Identify the lines bearing the string "this" and gather them.

++++++++++++++++++++

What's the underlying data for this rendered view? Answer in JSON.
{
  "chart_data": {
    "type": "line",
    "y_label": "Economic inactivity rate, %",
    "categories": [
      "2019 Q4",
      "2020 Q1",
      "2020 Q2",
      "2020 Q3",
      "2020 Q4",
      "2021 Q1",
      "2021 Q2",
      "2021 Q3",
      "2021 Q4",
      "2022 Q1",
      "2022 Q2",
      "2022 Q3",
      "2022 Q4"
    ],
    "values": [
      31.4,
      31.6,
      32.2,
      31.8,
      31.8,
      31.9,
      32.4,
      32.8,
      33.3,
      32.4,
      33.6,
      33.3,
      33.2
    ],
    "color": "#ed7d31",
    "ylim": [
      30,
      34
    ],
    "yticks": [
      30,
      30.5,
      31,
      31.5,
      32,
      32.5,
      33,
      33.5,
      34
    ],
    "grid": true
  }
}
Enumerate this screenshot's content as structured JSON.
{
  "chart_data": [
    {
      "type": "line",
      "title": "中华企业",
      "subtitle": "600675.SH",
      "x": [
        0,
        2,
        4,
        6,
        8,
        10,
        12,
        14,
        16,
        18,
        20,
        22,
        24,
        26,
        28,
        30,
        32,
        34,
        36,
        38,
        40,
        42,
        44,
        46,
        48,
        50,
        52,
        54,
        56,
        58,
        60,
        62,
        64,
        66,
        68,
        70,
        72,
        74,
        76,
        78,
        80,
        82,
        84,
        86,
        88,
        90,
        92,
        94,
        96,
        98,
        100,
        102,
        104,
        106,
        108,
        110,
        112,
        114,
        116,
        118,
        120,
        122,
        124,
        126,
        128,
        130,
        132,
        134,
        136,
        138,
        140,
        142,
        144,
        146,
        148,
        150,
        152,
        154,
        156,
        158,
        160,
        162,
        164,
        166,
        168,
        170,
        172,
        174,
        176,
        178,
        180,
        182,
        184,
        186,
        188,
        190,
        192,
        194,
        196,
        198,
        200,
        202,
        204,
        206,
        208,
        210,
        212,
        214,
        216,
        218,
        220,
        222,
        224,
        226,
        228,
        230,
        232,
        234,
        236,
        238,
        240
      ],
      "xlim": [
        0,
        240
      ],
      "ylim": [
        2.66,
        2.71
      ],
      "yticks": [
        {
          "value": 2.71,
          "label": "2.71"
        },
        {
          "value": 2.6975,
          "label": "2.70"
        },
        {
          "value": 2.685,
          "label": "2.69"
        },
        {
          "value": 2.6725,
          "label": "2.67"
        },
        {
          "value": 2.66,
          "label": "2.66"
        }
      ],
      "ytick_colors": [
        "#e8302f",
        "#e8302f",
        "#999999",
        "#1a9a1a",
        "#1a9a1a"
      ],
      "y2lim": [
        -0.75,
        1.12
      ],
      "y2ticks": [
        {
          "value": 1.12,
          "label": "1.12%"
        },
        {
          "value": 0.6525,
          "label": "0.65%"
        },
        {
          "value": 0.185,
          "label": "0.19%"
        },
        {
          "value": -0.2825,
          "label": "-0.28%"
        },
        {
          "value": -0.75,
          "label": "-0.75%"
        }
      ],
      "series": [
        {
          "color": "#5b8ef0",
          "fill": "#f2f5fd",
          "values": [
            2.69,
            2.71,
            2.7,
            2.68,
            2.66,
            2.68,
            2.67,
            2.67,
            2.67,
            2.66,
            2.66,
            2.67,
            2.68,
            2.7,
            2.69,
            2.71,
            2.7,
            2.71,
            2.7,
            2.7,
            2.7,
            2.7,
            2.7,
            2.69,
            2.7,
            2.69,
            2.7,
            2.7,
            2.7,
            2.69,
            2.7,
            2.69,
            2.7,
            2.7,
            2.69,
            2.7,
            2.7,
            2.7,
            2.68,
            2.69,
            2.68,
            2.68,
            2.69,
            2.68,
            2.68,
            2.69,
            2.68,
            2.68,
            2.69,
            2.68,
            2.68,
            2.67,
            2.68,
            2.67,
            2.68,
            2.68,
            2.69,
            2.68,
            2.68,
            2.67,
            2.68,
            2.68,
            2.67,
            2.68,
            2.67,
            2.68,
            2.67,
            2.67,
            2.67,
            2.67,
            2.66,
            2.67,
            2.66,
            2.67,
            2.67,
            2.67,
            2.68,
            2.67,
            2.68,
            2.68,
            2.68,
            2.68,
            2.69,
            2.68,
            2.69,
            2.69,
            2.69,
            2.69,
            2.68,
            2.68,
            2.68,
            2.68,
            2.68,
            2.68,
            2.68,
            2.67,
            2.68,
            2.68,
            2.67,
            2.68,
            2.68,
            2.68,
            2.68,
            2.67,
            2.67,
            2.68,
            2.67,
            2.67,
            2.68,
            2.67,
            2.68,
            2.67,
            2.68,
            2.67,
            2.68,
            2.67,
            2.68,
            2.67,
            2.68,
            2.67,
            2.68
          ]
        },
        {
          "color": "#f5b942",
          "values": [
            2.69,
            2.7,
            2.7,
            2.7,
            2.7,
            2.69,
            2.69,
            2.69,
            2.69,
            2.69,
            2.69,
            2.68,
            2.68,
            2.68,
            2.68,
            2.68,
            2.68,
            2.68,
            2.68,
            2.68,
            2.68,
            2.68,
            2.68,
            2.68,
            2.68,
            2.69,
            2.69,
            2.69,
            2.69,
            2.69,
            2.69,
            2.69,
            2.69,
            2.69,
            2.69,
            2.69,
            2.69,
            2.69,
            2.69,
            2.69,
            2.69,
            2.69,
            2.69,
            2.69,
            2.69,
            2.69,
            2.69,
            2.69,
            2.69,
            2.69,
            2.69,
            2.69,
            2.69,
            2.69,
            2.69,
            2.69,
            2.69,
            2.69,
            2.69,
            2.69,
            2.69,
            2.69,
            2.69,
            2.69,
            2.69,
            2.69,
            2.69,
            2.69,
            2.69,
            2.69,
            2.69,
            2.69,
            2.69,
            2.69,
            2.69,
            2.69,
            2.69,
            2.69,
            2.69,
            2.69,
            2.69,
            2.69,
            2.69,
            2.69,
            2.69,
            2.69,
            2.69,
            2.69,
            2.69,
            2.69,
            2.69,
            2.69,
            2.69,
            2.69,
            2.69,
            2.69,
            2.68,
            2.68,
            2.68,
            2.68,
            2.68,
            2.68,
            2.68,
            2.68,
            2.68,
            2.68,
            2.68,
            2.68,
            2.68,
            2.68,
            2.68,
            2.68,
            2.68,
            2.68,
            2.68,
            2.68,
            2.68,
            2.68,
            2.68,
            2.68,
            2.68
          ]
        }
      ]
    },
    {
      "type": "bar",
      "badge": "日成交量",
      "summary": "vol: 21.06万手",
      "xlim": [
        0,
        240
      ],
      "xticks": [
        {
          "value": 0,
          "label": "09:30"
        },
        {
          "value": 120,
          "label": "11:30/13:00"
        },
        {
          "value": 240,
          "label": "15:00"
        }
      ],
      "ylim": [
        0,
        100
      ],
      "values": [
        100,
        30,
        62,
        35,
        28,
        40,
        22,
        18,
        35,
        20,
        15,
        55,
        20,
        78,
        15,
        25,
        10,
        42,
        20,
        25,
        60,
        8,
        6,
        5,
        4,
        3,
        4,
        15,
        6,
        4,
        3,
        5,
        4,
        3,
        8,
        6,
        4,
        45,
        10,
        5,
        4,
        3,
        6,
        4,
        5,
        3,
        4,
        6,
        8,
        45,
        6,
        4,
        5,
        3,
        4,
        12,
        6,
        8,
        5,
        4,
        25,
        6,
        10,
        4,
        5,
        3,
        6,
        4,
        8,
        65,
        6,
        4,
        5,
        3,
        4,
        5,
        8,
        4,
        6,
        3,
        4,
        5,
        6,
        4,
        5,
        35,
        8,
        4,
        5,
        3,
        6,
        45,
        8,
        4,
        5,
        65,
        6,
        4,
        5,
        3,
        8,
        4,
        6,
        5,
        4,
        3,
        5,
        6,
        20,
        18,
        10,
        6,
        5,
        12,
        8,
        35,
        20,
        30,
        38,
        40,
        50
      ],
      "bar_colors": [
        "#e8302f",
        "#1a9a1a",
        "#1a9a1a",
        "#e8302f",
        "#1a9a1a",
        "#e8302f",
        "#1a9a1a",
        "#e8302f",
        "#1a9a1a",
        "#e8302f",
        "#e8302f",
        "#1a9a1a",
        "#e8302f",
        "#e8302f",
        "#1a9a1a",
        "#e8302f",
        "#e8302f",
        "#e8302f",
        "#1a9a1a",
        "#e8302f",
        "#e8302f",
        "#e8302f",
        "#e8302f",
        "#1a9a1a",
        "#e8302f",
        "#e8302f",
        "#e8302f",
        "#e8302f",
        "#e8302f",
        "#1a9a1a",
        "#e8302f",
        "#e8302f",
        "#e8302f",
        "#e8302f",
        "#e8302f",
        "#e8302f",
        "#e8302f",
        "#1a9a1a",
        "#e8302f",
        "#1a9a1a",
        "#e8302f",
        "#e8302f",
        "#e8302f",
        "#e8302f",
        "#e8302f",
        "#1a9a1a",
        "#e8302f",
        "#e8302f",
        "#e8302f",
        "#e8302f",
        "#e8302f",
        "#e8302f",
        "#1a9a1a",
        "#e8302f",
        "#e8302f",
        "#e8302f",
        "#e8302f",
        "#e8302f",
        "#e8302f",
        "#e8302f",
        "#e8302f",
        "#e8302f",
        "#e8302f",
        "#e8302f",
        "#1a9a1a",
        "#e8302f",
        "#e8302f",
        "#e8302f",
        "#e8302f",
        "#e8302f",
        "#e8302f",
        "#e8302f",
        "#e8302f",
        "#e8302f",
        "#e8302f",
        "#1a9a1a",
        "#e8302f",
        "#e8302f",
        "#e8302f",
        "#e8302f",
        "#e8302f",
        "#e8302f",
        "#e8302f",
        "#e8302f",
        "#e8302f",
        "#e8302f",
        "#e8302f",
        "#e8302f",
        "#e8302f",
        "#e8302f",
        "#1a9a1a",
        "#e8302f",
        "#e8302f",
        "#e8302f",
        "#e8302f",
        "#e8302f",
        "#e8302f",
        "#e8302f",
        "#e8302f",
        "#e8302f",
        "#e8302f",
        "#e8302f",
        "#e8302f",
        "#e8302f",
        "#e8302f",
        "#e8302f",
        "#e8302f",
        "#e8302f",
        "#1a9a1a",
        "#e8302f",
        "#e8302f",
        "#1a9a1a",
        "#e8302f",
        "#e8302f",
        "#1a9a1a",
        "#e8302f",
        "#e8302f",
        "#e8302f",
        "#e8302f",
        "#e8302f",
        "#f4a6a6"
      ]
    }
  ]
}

++++++++++++++++++++

Expected answer =>
What's the underlying data for this rendered view? Answer in JSON.
Enumerate this screenshot's content as structured JSON.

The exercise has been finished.